┌────────

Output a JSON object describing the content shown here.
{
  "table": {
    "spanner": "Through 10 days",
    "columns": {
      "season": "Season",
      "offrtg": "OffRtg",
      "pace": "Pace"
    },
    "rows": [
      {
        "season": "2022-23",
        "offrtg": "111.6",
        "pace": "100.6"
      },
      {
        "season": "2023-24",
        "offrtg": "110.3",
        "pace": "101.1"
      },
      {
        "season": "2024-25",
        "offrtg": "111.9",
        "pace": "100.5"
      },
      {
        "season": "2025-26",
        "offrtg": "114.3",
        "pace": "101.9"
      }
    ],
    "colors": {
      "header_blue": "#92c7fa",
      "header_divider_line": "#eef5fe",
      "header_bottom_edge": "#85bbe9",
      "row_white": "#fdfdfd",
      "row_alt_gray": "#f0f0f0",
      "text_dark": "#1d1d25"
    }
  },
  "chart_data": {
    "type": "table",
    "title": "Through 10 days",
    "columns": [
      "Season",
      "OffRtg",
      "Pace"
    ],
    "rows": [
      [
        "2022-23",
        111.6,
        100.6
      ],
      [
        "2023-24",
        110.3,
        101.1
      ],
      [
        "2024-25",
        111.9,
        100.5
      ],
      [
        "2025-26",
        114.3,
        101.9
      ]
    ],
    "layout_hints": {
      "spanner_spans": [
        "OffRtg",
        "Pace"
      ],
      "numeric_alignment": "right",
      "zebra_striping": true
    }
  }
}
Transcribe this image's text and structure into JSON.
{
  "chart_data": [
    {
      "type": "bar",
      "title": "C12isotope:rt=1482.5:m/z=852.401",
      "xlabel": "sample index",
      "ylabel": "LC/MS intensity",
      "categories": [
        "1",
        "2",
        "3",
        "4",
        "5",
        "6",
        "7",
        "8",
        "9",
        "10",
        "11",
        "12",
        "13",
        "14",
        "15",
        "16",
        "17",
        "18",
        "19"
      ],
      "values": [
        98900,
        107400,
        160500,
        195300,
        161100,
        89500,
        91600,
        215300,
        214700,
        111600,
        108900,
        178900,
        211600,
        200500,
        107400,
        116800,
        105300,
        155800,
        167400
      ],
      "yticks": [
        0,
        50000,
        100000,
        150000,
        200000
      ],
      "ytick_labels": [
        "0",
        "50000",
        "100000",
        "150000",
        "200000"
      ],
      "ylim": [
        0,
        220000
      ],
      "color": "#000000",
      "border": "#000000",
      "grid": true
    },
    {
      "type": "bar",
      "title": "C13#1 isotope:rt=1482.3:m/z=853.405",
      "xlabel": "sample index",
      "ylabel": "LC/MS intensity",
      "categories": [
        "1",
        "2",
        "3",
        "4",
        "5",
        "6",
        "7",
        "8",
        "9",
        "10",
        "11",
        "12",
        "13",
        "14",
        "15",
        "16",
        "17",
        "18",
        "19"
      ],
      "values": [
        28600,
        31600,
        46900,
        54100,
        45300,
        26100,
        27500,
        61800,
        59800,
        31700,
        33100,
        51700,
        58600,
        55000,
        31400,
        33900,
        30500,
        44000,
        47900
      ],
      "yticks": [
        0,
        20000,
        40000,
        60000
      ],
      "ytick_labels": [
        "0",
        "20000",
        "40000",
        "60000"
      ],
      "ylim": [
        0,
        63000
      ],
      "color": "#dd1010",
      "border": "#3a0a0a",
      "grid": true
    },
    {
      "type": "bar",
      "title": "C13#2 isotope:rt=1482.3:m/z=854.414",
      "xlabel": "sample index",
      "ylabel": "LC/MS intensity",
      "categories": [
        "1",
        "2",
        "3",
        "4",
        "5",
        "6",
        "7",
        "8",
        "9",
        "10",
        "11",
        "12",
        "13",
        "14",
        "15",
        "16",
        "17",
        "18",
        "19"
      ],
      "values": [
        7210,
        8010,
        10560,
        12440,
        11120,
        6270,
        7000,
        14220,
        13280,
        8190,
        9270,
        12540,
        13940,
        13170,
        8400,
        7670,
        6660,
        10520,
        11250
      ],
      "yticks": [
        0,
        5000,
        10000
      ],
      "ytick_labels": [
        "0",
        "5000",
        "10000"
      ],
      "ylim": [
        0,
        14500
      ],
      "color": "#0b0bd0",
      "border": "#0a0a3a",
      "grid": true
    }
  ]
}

└────────

» What the task asks
Every entry needs to be retyped exactly.

» Worked answer
Output a JSON object describing the content shown here.
{
  "table": {
    "spanner": "Through 10 days",
    "columns": {
      "season": "Season",
      "offrtg": "OffRtg",
      "pace": "Pace"
    },
    "rows": [
      {
        "season": "2022-23",
        "offrtg": "111.6",
        "pace": "100.6"
      },
      {
        "season": "2023-24",
        "offrtg": "110.3",
        "pace": "101.1"
      },
      {
        "season": "2024-25",
        "offrtg": "111.9",
        "pace": "100.5"
      },
      {
        "season": "2025-26",
        "offrtg": "114.3",
        "pace": "101.9"
      }
    ],
    "colors": {
      "header_blue": "#92c7fa",
      "header_divider_line": "#eef5fe",
      "header_bottom_edge": "#85bbe9",
      "row_white": "#fdfdfd",
      "row_alt_gray": "#f0f0f0",
      "text_dark": "#1d1d25"
    }
  },
  "chart_data": {
    "type": "table",
    "title": "Through 10 days",
    "columns": [
      "Season",
      "OffRtg",
      "Pace"
    ],
    "rows": [
      [
        "2022-23",
        111.6,
        100.6
      ],
      [
        "2023-24",
        110.3,
        101.1
      ],
      [
        "2024-25",
        111.9,
        100.5
      ],
      [
        "2025-26",
        114.3,
        101.9
      ]
    ],
    "layout_hints": {
      "spanner_spans": [
        "OffRtg",
        "Pace"
      ],
      "numeric_alignment": "right",
      "zebra_striping": true
    }
  }
}
Transcribe this image's text and structure into JSON.
{
  "chart_data": [
    {
      "type": "bar",
      "title": "C12isotope:rt=1482.5:m/z=852.401",
      "xlabel": "sample index",
      "ylabel": "LC/MS intensity",
      "categories": [
        "1",
        "2",
        "3",
        "4",
        "5",
        "6",
        "7",
        "8",
        "9",
        "10",
        "11",
        "12",
        "13",
        "14",
        "15",
        "16",
        "17",
        "18",
        "19"
      ],
      "values": [
        98900,
        107400,
        160500,
        195300,
        161100,
        89500,
        91600,
        215300,
        214700,
        111600,
        108900,
        178900,
        211600,
        200500,
        107400,
        116800,
        105300,
        155800,
        167400
      ],
      "yticks": [
        0,
        50000,
        100000,
        150000,
        200000
      ],
      "ytick_labels": [
        "0",
        "50000",
        "100000",
        "150000",
        "200000"
      ],
      "ylim": [
        0,
        220000
      ],
      "color": "#000000",
      "border": "#000000",
      "grid": true
    },
    {
      "type": "bar",
      "title": "C13#1 isotope:rt=1482.3:m/z=853.405",
      "xlabel": "sample index",
      "ylabel": "LC/MS intensity",
      "categories": [
        "1",
        "2",
        "3",
        "4",
        "5",
        "6",
        "7",
        "8",
        "9",
        "10",
        "11",
        "12",
        "13",
        "14",
        "15",
        "16",
        "17",
        "18",
        "19"
      ],
      "values": [
        28600,
        31600,
        46900,
        54100,
        45300,
        26100,
        27500,
        61800,
        59800,
        31700,
        33100,
        51700,
        58600,
        55000,
        31400,
        33900,
        30500,
        44000,
        47900
      ],
      "yticks": [
        0,
        20000,
        40000,
        60000
      ],
      "ytick_labels": [
        "0",
        "20000",
        "40000",
        "60000"
      ],
      "ylim": [
        0,
        63000
      ],
      "color": "#dd1010",
      "border": "#3a0a0a",
      "grid": true
    },
    {
      "type": "bar",
      "title": "C13#2 isotope:rt=1482.3:m/z=854.414",
      "xlabel": "sample index",
      "ylabel": "LC/MS intensity",
      "categories": [
        "1",
        "2",
        "3",
        "4",
        "5",
        "6",
        "7",
        "8",
        "9",
        "10",
        "11",
        "12",
        "13",
        "14",
        "15",
        "16",
        "17",
        "18",
        "19"
      ],
      "values": [
        7210,
        8010,
        10560,
        12440,
        11120,
        6270,
        7000,
        14220,
        13280,
        8190,
        9270,
        12540,
        13940,
        13170,
        8400,
        7670,
        6660,
        10520,
        11250
      ],
      "yticks": [
        0,
        5000,
        10000
      ],
      "ytick_labels": [
        "0",
        "5000",
        "10000"
      ],
      "ylim": [
        0,
        14500
      ],
      "color": "#0b0bd0",
      "border": "#0a0a3a",
      "grid": true
    }
  ]
}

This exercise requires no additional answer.